Exercise objective:
Copy exactly the last part of the entries, starting from the line with "Convert this screenshot" and including the final line.

Stored data:
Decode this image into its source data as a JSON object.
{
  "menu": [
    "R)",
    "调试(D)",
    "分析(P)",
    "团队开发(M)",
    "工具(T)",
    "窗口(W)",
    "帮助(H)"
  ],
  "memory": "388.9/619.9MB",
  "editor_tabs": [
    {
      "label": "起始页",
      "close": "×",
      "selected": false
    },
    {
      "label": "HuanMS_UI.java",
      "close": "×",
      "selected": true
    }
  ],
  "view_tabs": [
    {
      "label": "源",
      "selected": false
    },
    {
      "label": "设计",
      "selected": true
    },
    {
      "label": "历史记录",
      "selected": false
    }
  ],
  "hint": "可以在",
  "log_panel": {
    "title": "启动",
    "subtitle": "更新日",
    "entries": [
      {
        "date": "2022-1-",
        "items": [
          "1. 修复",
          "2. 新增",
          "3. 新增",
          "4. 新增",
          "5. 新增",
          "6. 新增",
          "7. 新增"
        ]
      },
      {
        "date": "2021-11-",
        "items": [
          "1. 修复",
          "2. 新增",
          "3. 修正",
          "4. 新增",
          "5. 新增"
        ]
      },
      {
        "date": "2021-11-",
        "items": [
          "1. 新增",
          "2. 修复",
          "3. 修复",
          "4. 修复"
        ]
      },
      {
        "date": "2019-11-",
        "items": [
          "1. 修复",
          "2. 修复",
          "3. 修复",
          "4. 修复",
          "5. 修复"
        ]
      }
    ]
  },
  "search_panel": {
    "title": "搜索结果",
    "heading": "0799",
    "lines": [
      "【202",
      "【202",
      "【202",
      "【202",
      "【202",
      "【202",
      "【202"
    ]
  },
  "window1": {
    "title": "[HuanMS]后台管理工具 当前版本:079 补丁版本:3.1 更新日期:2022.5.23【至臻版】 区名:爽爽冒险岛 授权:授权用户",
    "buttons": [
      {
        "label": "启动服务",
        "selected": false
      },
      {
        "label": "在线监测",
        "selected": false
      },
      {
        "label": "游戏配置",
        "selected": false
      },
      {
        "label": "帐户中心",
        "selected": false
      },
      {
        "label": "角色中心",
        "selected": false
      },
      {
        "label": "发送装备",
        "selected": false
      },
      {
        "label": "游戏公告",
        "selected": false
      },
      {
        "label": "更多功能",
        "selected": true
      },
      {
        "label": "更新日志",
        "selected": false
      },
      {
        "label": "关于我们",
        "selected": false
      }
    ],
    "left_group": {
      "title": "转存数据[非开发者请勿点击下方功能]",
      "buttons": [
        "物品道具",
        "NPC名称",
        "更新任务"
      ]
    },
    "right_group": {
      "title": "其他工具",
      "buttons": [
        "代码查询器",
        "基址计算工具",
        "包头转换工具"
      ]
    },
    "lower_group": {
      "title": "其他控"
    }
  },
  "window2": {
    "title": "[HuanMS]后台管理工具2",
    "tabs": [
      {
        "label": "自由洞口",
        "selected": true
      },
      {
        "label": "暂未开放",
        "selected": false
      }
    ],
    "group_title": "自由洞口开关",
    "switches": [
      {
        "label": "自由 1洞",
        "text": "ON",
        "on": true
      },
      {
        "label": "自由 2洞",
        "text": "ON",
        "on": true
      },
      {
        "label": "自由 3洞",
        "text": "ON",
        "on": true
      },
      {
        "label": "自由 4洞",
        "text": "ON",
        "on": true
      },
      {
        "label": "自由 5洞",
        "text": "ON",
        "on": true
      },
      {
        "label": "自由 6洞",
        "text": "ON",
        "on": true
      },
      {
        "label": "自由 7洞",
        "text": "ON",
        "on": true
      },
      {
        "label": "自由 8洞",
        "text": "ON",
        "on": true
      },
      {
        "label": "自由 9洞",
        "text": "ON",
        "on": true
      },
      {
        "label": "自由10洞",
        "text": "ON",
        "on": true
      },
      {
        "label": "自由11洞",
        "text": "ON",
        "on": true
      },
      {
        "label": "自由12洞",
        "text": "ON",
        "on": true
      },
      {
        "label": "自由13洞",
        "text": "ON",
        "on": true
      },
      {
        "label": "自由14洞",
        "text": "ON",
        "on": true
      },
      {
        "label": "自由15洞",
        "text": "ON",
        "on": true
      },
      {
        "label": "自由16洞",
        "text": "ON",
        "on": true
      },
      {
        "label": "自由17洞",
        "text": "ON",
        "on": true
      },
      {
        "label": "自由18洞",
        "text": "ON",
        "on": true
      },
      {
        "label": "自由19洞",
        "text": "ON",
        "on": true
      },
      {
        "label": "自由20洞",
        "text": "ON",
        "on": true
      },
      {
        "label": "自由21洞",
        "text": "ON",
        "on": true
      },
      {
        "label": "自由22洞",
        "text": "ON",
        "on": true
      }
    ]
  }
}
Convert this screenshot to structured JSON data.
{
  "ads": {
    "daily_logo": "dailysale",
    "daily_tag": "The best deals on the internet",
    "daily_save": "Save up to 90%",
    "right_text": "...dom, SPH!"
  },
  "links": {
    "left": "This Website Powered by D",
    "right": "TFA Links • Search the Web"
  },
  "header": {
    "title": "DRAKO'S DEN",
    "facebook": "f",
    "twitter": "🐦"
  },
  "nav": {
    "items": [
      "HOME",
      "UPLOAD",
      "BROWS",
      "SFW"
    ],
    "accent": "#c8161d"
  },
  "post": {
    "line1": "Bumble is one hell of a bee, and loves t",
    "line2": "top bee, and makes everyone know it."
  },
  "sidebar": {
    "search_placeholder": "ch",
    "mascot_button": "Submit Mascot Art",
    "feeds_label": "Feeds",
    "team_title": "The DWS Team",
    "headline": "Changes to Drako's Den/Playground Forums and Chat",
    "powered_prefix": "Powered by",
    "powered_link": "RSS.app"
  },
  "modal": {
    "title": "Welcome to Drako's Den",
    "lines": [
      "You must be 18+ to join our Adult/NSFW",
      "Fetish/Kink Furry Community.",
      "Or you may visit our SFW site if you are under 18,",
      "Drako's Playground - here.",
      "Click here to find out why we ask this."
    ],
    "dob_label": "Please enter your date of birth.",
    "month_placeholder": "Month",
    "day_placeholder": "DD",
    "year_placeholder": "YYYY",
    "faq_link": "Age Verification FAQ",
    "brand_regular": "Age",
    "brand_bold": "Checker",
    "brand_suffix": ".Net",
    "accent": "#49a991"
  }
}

Written solution:
Convert this screenshot to structured JSON data.
{
  "ads": {
    "daily_logo": "dailysale",
    "daily_tag": "The best deals on the internet",
    "daily_save": "Save up to 90%",
    "right_text": "...dom, SPH!"
  },
  "links": {
    "left": "This Website Powered by D",
    "right": "TFA Links • Search the Web"
  },
  "header": {
    "title": "DRAKO'S DEN",
    "facebook": "f",
    "twitter": "🐦"
  },
  "nav": {
    "items": [
      "HOME",
      "UPLOAD",
      "BROWS",
      "SFW"
    ],
    "accent": "#c8161d"
  },
  "post": {
    "line1": "Bumble is one hell of a bee, and loves t",
    "line2": "top bee, and makes everyone know it."
  },
  "sidebar": {
    "search_placeholder": "ch",
    "mascot_button": "Submit Mascot Art",
    "feeds_label": "Feeds",
    "team_title": "The DWS Team",
    "headline": "Changes to Drako's Den/Playground Forums and Chat",
    "powered_prefix": "Powered by",
    "powered_link": "RSS.app"
  },
  "modal": {
    "title": "Welcome to Drako's Den",
    "lines": [
      "You must be 18+ to join our Adult/NSFW",
      "Fetish/Kink Furry Community.",
      "Or you may visit our SFW site if you are under 18,",
      "Drako's Playground - here.",
      "Click here to find out why we ask this."
    ],
    "dob_label": "Please enter your date of birth.",
    "month_placeholder": "Month",
    "day_placeholder": "DD",
    "year_placeholder": "YYYY",
    "faq_link": "Age Verification FAQ",
    "brand_regular": "Age",
    "brand_bold": "Checker",
    "brand_suffix": ".Net",
    "accent": "#49a991"
  }
}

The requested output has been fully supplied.